--- START OF DATA SECTION ---

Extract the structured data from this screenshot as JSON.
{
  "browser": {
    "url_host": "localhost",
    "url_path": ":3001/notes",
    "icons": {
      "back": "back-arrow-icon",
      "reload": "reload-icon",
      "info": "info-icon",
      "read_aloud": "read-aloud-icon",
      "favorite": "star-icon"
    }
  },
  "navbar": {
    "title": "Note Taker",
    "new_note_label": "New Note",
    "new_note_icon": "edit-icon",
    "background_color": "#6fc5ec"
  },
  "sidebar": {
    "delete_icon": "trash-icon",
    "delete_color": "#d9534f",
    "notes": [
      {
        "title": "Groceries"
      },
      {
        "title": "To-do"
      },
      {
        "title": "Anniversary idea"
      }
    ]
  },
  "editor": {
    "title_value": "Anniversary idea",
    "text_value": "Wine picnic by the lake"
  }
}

--- END OF DATA SECTION ---

WHAT TO PRODUCE
Lines from the records above that hold "idea" are the ones to list.

WRITTEN REPLY
        "title": "Anniversary idea"
    "title_value": "Anniversary idea",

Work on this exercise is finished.